§ **What to do**: Convert the stretch of the records from the line containing "parent-class-link[interactable]: Android Project" through the line containing "965, 1669, 993]" into a JSON list of strings, one string per line, skipping any blank lines.

"""

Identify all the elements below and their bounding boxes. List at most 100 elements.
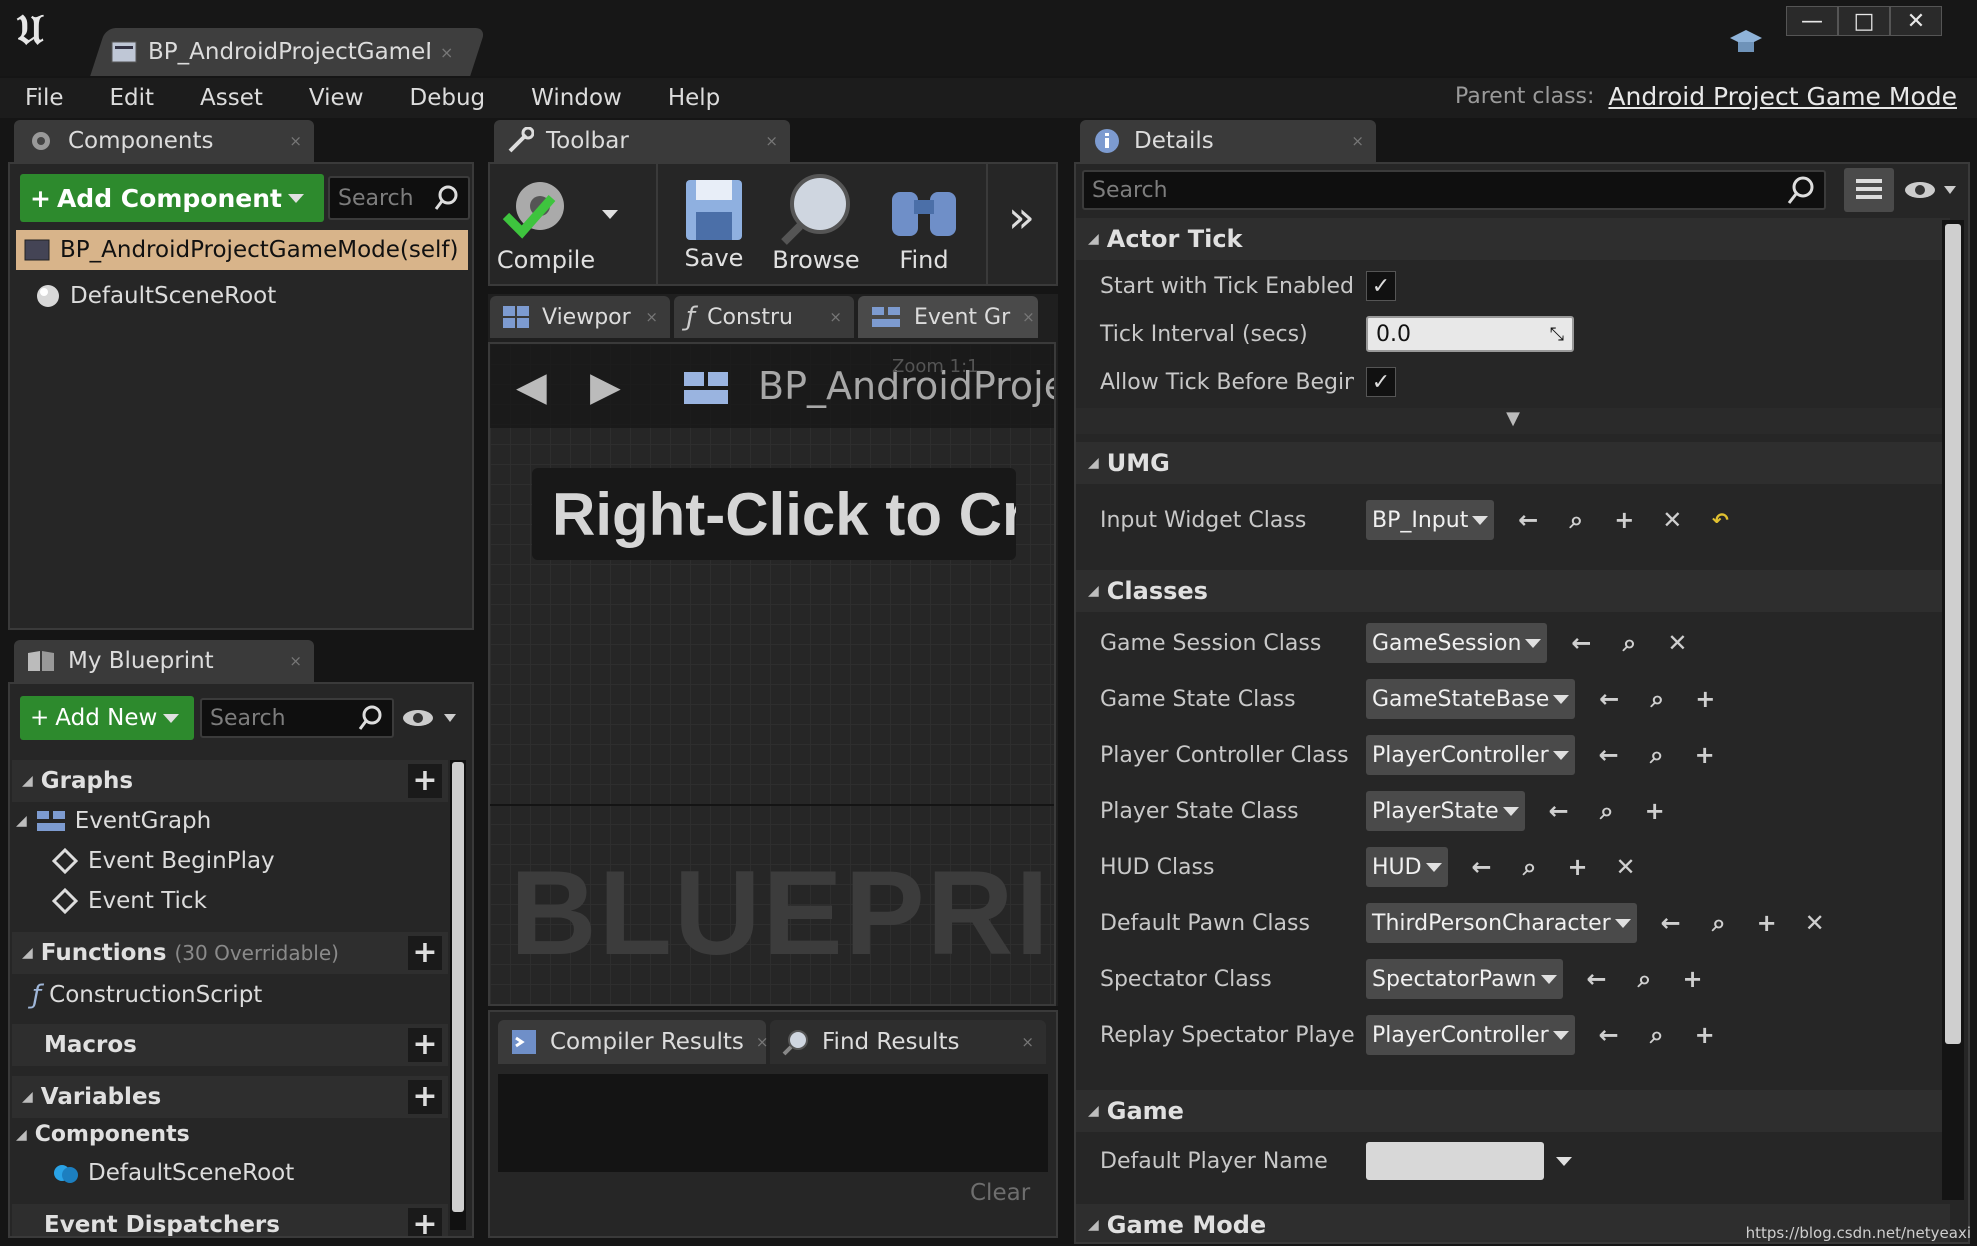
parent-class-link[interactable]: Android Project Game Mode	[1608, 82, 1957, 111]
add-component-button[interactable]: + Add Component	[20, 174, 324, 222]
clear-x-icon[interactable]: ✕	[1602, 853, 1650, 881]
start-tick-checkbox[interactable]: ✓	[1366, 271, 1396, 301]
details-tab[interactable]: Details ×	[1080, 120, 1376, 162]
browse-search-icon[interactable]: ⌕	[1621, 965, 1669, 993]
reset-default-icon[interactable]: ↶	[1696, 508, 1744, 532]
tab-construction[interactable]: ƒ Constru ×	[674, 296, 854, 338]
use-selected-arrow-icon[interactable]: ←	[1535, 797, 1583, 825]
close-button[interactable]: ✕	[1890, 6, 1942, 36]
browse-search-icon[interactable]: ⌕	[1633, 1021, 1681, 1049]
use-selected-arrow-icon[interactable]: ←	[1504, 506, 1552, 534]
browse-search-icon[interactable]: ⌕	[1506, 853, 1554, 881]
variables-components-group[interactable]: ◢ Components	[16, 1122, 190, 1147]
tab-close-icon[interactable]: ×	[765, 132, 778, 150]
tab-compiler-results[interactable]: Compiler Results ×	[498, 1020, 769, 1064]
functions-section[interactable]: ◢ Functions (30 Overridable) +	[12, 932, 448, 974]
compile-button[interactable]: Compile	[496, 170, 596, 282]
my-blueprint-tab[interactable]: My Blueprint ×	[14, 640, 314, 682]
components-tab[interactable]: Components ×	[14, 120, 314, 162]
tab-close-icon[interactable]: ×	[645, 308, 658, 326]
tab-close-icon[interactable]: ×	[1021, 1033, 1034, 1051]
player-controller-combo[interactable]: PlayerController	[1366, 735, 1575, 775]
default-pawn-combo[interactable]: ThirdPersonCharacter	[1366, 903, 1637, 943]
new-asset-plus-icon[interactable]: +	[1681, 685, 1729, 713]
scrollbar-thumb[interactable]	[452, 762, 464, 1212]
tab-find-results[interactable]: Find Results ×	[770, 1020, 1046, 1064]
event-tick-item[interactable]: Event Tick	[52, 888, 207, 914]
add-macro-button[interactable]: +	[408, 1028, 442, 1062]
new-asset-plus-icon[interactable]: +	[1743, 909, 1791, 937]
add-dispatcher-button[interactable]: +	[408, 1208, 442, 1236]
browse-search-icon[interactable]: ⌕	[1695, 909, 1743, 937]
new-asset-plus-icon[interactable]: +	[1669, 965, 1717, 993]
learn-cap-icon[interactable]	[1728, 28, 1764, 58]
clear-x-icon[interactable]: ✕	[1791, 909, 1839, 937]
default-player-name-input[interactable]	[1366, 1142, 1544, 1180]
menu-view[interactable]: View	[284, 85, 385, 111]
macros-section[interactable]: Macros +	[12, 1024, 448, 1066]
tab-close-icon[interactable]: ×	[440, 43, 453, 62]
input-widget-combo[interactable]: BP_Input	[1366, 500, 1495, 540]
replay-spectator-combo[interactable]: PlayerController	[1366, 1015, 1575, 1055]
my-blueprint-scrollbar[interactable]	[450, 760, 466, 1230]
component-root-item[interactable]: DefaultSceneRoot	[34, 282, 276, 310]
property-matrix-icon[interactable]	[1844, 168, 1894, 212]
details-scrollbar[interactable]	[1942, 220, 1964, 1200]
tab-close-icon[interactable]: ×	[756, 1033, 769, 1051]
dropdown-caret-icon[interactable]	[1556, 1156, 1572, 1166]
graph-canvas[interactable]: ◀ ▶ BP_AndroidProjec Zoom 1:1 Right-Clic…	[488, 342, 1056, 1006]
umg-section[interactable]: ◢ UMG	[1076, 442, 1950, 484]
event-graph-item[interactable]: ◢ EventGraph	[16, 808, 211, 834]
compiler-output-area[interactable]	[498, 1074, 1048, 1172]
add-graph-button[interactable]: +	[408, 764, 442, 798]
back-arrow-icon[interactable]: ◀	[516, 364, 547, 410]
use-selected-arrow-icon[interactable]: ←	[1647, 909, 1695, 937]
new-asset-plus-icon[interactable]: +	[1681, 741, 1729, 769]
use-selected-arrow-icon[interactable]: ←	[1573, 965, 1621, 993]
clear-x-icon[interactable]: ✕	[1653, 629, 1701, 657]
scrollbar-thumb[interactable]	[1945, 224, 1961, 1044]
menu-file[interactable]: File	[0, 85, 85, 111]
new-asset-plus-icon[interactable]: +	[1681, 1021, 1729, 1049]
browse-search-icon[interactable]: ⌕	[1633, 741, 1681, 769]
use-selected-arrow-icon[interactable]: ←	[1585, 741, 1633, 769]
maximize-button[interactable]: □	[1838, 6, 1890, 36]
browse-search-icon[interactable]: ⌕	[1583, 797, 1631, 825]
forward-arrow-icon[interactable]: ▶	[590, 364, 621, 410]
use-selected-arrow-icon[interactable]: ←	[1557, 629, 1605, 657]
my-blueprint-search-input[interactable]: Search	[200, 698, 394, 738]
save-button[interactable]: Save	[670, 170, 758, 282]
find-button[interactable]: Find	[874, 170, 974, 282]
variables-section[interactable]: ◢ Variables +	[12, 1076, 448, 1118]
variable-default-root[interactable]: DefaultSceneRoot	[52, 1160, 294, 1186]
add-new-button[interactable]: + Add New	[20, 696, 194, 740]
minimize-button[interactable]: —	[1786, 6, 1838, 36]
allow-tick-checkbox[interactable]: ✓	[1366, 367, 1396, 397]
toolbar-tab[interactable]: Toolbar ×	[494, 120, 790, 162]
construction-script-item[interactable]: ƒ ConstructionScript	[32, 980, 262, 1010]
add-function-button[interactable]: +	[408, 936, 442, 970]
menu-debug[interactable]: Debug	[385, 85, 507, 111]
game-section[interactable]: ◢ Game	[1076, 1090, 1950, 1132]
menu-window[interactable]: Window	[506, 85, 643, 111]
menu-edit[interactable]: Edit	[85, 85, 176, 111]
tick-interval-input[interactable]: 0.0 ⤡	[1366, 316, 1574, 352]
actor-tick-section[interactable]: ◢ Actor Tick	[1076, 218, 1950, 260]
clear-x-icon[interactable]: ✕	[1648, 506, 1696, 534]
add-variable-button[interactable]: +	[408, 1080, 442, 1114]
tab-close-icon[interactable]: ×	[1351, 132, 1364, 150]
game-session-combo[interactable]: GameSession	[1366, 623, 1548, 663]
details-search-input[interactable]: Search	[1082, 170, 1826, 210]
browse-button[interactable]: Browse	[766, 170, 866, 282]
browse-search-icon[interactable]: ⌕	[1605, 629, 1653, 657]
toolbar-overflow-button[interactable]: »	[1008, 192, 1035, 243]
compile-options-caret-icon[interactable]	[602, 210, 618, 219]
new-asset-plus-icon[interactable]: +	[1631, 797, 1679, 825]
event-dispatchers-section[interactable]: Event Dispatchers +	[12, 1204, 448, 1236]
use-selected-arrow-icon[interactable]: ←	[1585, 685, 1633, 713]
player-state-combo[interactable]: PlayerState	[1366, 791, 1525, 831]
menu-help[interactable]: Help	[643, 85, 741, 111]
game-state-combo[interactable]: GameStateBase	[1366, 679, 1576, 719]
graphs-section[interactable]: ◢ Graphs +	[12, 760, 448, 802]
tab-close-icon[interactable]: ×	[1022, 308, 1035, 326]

"""

§ **Solution below**:
[
  "parent-class-link[interactable]: Android Project Game Mode\t[1608, 82, 1957, 111]",
  "add-component-button[interactable]: + Add Component\t[20, 174, 324, 222]",
  "clear-x-icon[interactable]: ✕\t[1602, 853, 1650, 881]",
  "start-tick-checkbox[interactable]: ✓\t[1366, 271, 1396, 301]",
  "details-tab[interactable]: Details ×\t[1080, 120, 1376, 162]",
  "browse-search-icon[interactable]: ⌕\t[1621, 965, 1669, 993]"
]